§ Provided information:

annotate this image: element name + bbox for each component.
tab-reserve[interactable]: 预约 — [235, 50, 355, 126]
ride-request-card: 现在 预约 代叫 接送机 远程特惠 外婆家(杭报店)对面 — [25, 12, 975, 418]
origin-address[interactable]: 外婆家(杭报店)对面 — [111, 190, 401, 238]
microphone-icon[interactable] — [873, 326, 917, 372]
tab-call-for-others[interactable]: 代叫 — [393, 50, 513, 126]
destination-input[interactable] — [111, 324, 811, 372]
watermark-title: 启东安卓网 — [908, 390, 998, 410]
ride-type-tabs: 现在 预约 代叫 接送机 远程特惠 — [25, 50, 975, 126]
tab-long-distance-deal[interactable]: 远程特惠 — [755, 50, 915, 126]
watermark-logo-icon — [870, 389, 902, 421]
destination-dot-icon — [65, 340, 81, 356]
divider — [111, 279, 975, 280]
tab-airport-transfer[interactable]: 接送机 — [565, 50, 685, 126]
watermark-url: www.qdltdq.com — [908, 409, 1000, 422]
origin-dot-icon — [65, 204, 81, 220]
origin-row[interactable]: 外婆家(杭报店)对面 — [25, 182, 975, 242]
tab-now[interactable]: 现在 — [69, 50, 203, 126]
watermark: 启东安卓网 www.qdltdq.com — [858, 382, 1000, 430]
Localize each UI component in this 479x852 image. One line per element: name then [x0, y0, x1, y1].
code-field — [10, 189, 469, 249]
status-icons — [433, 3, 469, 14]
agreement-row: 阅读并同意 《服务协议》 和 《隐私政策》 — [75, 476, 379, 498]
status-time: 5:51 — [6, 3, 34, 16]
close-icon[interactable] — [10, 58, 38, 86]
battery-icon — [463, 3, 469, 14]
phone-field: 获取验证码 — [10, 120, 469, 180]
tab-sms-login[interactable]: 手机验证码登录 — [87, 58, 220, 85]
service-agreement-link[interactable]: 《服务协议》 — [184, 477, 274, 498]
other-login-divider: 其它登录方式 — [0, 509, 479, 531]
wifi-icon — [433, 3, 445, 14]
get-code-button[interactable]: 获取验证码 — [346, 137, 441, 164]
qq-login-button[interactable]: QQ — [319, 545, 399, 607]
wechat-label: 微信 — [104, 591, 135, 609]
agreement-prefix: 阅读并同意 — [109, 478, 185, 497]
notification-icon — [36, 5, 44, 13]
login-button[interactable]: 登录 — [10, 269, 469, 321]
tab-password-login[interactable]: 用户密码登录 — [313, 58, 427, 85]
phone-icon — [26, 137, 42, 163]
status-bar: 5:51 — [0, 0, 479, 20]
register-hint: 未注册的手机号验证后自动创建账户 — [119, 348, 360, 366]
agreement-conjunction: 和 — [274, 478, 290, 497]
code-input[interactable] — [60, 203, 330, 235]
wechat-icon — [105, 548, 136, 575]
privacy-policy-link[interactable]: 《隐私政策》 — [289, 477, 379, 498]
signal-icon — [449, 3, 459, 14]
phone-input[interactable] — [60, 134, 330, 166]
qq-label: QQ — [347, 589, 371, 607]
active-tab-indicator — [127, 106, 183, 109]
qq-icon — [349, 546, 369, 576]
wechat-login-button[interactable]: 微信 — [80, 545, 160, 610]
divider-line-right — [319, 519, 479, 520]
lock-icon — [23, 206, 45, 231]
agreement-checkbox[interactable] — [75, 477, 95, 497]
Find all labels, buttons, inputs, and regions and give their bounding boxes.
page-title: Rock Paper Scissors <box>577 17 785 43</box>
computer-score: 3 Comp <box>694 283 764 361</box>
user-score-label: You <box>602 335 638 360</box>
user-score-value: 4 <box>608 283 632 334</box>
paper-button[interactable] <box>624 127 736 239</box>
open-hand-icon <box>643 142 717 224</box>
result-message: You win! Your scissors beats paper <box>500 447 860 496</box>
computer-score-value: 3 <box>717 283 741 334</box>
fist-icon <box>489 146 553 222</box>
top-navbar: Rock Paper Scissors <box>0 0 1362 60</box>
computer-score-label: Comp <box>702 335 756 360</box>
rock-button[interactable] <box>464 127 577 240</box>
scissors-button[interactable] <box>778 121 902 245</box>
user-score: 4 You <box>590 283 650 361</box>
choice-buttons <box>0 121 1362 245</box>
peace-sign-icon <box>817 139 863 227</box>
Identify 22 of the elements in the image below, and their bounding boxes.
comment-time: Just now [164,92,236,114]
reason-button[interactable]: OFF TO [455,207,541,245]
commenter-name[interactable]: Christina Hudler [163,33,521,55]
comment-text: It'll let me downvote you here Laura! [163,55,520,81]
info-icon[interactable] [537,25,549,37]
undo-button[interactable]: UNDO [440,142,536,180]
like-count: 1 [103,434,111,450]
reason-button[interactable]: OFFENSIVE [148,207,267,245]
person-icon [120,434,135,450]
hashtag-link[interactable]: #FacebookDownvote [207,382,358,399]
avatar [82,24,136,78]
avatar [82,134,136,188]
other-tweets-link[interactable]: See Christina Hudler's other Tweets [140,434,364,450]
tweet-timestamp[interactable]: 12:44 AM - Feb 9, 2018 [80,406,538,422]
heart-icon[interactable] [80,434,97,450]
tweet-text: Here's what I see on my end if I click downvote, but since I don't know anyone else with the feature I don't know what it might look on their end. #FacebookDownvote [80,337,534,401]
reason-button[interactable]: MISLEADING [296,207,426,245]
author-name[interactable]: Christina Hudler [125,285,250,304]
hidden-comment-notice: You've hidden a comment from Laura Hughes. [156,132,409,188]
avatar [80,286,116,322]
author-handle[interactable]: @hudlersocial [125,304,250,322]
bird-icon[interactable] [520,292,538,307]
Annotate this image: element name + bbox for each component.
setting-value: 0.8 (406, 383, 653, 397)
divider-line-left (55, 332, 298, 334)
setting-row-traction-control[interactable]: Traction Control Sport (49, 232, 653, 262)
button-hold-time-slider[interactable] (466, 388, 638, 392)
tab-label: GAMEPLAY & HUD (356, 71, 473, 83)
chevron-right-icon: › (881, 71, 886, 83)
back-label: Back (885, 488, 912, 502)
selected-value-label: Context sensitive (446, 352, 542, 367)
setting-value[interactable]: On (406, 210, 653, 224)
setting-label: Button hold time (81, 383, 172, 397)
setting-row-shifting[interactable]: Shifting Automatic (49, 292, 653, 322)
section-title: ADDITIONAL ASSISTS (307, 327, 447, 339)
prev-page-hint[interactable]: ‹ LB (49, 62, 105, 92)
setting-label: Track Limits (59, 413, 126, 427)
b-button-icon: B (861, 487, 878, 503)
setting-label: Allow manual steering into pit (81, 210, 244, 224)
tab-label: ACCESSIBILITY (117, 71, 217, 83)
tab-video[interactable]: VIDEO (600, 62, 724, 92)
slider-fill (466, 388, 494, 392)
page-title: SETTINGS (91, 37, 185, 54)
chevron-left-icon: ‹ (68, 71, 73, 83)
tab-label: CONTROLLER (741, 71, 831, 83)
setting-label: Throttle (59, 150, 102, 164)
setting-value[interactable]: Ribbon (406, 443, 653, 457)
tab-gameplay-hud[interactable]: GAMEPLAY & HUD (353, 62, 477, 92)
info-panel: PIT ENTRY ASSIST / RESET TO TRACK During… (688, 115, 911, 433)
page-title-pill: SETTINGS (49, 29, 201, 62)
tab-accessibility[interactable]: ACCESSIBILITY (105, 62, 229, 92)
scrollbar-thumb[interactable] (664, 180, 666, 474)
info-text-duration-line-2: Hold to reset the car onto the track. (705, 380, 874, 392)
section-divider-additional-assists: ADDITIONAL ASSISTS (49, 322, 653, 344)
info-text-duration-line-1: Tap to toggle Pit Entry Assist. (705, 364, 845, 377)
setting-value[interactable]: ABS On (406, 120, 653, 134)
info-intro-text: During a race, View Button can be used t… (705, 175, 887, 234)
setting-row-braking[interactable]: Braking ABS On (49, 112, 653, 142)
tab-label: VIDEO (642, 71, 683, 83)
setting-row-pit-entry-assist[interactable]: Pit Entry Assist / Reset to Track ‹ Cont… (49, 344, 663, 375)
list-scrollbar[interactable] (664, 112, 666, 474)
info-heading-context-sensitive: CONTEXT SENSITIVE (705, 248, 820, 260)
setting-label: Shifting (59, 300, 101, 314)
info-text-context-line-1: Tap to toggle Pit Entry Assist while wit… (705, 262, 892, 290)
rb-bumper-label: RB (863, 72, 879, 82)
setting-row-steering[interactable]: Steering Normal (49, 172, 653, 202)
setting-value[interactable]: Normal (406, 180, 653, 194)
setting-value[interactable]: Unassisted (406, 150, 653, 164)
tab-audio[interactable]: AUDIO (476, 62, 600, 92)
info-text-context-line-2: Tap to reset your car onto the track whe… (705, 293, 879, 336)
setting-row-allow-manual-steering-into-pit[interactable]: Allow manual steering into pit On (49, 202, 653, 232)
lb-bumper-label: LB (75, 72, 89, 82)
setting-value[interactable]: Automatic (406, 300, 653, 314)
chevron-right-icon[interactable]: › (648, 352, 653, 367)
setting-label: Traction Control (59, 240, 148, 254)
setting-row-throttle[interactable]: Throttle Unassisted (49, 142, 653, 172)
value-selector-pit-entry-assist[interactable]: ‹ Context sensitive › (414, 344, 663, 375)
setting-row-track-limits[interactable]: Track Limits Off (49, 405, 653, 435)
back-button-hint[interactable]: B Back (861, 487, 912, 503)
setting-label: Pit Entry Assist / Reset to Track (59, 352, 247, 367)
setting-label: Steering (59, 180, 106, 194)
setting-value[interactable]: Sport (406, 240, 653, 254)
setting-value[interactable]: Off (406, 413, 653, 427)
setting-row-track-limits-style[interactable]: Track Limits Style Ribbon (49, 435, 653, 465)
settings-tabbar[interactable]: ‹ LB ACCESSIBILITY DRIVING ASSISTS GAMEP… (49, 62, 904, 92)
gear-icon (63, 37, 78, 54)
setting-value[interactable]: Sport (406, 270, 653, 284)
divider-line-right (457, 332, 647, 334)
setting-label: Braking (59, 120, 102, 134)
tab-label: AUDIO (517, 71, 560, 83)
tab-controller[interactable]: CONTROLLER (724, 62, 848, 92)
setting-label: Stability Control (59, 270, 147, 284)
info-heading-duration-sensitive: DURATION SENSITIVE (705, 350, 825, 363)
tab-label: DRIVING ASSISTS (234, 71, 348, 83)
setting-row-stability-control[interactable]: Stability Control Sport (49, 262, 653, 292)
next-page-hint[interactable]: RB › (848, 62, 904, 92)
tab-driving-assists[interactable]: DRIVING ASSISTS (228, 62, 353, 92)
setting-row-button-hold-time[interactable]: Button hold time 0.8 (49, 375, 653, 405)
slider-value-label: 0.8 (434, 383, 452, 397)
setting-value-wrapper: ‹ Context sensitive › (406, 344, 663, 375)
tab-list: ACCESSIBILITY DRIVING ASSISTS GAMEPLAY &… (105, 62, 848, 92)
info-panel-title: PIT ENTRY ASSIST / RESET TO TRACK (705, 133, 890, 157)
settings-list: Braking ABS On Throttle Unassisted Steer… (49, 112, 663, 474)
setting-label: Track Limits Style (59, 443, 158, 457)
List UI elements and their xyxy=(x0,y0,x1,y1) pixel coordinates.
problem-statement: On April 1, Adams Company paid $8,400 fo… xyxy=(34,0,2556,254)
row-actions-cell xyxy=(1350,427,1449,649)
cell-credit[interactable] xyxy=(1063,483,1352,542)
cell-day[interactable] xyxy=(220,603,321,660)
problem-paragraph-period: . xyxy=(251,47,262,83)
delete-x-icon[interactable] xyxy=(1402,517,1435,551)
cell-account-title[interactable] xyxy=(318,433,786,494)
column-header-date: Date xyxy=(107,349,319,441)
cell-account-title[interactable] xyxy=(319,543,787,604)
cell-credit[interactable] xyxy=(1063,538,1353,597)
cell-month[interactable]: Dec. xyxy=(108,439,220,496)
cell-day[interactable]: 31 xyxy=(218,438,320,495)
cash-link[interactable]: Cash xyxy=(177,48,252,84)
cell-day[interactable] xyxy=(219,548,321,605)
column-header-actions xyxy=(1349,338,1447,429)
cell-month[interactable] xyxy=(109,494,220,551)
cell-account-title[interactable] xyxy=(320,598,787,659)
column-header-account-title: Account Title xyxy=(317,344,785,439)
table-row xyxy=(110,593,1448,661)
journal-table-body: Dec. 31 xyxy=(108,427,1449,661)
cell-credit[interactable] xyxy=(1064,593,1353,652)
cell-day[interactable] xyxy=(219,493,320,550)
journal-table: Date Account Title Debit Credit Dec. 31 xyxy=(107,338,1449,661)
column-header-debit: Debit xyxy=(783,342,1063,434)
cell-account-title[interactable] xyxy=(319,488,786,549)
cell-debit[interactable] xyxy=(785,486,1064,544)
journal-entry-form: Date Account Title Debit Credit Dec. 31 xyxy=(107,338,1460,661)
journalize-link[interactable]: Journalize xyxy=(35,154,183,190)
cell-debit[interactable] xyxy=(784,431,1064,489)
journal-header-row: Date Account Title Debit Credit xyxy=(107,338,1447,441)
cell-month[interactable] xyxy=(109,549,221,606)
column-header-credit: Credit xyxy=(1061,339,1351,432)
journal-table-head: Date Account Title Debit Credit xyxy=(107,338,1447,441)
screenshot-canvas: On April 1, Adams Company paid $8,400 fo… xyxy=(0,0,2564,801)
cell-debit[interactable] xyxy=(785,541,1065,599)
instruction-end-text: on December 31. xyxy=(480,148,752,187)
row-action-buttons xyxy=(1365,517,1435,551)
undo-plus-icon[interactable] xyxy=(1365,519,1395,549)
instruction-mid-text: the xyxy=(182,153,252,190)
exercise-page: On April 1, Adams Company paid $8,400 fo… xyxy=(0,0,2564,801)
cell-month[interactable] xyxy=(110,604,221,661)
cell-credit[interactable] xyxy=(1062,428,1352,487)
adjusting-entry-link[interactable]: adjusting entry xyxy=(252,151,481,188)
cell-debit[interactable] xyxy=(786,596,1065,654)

§ Task statement: Present the records from their first line through the line with "destination-dot-icon — [65, 340, 81, 356]", inclusive, as a Markdown table with the columns Row and Line. Number each line and skip any blank ones.

§ Response to the exercise:
| Row | Line |
|---|---|
| 1 | annotate this image: element name + bbox for each component. |
| 2 | tab-reserve[interactable]: 预约 — [235, 50, 355, 126] |
| 3 | ride-request-card: 现在 预约 代叫 接送机 远程特惠 外婆家(杭报店)对面 — [25, 12, 975, 418] |
| 4 | origin-address[interactable]: 外婆家(杭报店)对面 — [111, 190, 401, 238] |
| 5 | microphone-icon[interactable] — [873, 326, 917, 372] |
| 6 | tab-call-for-others[interactable]: 代叫 — [393, 50, 513, 126] |
| 7 | destination-input[interactable] — [111, 324, 811, 372] |
| 8 | watermark-title: 启东安卓网 — [908, 390, 998, 410] |
| 9 | ride-type-tabs: 现在 预约 代叫 接送机 远程特惠 — [25, 50, 975, 126] |
| 10 | tab-long-distance-deal[interactable]: 远程特惠 — [755, 50, 915, 126] |
| 11 | watermark-logo-icon — [870, 389, 902, 421] |
| 12 | destination-dot-icon — [65, 340, 81, 356] |